**EXERCISE PROMPT**
Give only the number of lines in these records that contain the word "Tire".

********************

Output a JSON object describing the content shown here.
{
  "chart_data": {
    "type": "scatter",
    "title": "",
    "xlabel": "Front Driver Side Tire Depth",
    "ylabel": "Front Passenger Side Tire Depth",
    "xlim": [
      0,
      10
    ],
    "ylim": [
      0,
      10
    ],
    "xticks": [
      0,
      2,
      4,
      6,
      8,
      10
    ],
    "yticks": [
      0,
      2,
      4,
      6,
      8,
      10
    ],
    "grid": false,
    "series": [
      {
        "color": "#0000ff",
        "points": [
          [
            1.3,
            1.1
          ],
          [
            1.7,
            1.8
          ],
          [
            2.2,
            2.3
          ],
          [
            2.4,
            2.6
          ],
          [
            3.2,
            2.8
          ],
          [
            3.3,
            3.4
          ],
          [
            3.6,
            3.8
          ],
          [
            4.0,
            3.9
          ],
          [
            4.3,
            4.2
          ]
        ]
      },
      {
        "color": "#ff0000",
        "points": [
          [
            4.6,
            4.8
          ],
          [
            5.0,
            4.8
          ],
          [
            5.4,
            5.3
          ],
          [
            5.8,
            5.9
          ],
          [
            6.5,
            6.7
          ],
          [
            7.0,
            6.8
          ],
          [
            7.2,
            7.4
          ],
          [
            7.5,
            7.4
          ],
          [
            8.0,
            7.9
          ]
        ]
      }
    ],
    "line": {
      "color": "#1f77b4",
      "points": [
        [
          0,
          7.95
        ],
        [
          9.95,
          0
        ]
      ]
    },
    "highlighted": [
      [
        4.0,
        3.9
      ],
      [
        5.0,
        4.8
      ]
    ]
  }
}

********************

**THE REPLY**
2